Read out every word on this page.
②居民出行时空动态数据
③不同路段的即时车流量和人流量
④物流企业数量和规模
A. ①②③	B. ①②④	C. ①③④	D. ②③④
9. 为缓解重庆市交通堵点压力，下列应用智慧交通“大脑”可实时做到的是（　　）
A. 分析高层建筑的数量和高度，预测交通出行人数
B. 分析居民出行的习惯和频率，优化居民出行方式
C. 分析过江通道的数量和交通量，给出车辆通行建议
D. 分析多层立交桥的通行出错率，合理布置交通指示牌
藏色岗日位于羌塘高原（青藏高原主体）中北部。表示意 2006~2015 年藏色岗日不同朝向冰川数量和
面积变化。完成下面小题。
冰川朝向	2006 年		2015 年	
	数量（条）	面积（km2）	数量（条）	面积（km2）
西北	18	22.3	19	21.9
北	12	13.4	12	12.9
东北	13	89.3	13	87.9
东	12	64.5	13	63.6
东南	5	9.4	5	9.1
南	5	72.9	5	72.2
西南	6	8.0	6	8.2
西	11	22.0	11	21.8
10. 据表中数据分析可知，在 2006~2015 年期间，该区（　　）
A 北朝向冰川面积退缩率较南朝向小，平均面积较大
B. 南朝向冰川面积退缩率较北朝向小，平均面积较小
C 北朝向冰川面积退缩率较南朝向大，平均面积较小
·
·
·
++++++++++
### GOAL:
Reply with nothing but the number of lines in the data above that contain "平均面积较小".

### FINISHED EXERCISE:
2